Goal of the exercise:
Locate each line in the records containing "regions". Copy it.

[Source records]
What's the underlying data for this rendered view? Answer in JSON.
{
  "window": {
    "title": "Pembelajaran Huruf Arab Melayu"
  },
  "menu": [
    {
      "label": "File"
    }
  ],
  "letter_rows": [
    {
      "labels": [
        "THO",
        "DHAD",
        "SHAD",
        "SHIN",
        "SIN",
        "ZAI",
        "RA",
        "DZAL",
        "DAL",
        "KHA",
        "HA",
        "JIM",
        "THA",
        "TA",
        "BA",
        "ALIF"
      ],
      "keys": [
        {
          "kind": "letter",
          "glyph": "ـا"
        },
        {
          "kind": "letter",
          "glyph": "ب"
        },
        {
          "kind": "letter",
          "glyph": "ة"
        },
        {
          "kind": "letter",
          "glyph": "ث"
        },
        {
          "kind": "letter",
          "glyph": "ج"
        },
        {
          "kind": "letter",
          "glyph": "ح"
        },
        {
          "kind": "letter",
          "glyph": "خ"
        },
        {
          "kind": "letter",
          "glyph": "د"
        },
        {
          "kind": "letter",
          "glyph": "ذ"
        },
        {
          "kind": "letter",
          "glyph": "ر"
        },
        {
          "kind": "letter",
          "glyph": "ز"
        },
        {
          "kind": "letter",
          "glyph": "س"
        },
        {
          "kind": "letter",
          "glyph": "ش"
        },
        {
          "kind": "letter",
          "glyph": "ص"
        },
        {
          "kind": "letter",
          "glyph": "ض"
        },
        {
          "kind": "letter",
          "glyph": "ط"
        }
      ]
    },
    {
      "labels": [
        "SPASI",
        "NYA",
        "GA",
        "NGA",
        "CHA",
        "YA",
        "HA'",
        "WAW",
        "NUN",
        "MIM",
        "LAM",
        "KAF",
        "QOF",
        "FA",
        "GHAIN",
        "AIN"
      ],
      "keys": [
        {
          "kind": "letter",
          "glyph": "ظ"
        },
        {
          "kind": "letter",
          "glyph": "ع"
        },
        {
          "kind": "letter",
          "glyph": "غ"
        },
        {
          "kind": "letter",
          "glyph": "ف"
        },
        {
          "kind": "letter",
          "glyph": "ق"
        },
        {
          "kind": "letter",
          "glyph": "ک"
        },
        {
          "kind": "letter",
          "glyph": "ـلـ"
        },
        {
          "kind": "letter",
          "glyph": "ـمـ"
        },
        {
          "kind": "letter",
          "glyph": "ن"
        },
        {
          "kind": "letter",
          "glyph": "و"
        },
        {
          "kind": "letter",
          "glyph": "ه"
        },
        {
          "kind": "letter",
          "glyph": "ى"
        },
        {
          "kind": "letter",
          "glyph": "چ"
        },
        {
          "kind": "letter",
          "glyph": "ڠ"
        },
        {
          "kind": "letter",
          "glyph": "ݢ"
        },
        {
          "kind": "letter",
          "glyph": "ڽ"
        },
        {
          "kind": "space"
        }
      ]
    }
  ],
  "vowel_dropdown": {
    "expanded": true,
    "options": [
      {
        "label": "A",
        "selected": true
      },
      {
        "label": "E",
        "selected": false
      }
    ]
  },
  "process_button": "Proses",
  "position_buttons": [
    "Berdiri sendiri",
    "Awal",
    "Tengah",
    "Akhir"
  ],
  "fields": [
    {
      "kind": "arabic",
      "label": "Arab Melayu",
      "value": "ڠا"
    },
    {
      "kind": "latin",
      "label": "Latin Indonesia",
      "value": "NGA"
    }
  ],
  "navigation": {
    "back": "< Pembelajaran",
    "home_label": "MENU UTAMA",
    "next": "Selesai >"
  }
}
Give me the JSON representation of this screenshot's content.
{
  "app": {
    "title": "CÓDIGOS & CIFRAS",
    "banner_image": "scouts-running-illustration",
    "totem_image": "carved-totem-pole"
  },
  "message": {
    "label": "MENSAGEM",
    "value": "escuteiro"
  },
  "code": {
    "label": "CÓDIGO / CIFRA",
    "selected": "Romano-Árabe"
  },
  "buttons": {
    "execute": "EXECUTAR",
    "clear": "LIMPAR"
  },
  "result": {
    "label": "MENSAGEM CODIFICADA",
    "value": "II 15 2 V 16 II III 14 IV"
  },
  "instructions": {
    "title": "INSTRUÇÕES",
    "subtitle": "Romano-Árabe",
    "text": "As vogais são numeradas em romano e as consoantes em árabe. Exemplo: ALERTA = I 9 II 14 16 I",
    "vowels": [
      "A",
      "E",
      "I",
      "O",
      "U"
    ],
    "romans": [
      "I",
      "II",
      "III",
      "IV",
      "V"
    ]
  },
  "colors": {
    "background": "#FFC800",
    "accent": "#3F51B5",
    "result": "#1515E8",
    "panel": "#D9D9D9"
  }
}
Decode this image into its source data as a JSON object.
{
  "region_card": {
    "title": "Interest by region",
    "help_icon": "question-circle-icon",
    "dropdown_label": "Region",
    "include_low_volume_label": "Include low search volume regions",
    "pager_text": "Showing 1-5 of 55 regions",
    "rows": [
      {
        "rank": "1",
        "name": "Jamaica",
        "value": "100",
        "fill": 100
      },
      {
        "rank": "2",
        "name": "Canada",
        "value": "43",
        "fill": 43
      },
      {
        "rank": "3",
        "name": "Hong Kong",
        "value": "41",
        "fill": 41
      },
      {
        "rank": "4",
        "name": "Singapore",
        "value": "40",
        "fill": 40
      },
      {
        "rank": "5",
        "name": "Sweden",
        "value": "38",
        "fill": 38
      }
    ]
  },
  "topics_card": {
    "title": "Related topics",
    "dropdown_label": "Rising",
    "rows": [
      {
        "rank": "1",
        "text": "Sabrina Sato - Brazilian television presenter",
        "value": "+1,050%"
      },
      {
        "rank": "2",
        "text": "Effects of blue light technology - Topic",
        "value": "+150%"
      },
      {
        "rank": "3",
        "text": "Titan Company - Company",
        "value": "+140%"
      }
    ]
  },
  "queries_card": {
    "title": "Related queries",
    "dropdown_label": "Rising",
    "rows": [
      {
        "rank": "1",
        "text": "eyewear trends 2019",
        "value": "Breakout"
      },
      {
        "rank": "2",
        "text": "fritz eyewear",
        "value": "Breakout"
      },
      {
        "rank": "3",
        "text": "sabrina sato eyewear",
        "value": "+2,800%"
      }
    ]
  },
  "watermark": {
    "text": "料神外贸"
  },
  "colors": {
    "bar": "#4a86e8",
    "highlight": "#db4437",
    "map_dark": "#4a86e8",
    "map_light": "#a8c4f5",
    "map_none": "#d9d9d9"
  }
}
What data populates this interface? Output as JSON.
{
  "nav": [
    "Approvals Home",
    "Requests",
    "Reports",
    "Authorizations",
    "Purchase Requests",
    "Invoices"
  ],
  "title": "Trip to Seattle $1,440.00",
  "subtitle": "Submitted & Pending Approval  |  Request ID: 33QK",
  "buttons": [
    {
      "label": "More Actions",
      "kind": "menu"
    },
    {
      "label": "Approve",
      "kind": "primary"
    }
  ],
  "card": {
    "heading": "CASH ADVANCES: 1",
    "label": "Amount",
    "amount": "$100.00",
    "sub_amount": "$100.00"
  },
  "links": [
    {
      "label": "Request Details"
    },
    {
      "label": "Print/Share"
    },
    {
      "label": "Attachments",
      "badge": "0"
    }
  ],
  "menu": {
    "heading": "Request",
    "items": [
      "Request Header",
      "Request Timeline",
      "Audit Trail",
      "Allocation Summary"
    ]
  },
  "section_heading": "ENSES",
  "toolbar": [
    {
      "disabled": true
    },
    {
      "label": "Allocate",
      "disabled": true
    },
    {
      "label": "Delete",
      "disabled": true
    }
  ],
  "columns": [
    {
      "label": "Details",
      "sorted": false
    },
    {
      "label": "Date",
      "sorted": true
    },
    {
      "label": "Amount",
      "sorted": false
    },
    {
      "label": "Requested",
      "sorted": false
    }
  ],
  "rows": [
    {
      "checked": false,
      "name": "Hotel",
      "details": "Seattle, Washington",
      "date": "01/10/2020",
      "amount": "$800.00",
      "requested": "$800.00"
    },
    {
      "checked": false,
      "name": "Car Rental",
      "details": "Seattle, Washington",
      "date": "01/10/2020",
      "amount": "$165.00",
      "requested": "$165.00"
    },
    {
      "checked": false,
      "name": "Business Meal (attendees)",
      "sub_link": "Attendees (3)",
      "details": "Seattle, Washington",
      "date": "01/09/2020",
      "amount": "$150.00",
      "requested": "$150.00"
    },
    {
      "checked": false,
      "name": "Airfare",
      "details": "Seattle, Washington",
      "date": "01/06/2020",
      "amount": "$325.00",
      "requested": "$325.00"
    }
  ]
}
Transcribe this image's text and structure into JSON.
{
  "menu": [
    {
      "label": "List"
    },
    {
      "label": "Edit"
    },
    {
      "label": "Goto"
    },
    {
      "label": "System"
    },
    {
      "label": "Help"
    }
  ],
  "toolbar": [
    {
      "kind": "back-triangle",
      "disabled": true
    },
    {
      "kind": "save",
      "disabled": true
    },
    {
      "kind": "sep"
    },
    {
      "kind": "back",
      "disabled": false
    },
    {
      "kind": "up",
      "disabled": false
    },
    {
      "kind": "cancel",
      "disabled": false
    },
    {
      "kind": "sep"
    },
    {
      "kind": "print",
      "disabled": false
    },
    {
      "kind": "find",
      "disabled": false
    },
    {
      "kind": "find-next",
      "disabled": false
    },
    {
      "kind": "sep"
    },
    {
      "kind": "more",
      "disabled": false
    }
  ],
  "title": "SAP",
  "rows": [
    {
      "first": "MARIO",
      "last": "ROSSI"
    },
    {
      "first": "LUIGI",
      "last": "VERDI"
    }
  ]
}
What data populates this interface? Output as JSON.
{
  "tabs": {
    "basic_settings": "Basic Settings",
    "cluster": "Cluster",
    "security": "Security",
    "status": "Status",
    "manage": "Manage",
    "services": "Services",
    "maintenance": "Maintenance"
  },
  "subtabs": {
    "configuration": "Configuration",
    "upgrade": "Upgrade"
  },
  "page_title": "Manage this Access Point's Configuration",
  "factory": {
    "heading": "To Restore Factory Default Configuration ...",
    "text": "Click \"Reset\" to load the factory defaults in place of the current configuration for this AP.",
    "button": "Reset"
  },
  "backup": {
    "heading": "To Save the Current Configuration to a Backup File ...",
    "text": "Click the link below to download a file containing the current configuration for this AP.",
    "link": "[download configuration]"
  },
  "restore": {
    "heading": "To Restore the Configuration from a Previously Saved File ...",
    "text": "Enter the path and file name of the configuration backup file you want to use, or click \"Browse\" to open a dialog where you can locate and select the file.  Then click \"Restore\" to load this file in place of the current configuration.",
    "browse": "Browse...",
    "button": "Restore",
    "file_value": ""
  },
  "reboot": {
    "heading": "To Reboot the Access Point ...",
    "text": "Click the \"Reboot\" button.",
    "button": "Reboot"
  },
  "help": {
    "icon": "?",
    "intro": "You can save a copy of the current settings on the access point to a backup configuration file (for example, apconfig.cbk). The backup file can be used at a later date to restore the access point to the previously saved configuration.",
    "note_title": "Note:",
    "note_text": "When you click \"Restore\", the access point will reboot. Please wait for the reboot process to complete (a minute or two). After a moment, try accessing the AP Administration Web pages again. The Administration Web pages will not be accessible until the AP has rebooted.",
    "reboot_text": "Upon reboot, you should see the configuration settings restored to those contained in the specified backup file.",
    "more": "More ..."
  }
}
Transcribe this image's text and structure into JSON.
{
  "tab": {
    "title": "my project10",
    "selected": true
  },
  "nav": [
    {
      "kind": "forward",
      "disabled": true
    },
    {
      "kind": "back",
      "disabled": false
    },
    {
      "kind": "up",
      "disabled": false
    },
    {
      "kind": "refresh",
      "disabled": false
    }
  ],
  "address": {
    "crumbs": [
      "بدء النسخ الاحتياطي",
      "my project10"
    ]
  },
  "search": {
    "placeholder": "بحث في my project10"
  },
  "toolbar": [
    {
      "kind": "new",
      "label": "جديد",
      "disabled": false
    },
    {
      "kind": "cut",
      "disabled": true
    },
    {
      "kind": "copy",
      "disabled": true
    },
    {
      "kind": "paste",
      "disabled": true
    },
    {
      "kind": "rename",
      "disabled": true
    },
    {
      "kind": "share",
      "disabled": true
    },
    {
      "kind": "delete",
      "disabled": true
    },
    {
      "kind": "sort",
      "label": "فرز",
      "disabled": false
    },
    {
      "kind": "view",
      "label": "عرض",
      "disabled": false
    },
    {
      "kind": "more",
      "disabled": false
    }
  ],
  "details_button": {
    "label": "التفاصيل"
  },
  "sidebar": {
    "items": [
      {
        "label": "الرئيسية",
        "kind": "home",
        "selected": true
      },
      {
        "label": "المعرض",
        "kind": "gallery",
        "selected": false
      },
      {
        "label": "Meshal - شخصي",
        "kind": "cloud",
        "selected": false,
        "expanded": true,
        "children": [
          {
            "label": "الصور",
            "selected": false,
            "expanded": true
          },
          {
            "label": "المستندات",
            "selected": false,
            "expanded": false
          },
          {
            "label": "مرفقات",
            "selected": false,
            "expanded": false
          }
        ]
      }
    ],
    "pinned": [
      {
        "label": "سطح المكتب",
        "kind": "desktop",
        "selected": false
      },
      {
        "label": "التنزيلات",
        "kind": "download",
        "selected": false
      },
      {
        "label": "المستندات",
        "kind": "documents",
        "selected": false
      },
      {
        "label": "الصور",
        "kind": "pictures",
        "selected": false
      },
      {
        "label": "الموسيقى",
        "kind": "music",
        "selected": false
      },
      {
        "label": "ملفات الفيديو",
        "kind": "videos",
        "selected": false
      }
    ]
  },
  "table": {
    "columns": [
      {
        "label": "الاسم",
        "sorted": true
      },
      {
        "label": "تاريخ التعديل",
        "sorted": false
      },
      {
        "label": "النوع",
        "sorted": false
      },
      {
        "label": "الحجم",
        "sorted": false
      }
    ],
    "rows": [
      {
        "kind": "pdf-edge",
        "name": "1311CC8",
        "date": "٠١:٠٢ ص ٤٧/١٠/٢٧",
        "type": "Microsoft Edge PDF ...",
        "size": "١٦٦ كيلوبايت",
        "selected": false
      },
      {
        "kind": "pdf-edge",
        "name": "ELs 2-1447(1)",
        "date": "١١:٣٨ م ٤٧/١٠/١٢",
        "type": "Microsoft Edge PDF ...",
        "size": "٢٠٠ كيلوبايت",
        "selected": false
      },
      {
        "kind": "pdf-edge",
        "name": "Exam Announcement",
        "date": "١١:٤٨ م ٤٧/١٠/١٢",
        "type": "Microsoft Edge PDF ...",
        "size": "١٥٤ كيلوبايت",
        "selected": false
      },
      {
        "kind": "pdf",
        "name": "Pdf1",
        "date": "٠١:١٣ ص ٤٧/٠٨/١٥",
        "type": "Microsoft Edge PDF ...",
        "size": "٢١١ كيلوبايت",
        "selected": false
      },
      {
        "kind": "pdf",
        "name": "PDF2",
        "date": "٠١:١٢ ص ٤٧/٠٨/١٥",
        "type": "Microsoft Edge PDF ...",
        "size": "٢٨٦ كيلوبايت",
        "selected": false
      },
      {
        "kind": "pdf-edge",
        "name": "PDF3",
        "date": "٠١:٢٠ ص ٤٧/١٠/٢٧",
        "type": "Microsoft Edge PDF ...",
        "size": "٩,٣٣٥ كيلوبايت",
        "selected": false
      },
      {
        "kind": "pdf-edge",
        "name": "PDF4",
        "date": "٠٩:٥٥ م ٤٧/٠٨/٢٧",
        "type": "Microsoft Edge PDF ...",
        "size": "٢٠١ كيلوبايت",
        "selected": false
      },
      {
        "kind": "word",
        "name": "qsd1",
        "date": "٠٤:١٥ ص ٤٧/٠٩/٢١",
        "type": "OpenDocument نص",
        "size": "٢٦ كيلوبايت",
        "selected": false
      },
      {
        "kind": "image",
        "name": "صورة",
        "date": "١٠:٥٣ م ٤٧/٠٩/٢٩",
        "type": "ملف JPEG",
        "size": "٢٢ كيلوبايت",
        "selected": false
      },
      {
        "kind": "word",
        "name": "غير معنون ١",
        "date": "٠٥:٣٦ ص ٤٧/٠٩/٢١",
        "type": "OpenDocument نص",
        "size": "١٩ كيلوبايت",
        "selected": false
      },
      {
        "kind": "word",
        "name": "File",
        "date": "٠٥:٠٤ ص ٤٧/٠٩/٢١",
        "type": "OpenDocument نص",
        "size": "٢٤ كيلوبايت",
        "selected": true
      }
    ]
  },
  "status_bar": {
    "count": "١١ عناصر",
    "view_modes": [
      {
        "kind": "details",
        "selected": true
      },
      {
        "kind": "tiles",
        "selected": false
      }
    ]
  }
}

Exercise solution:
    "include_low_volume_label": "Include low search volume regions",
    "pager_text": "Showing 1-5 of 55 regions",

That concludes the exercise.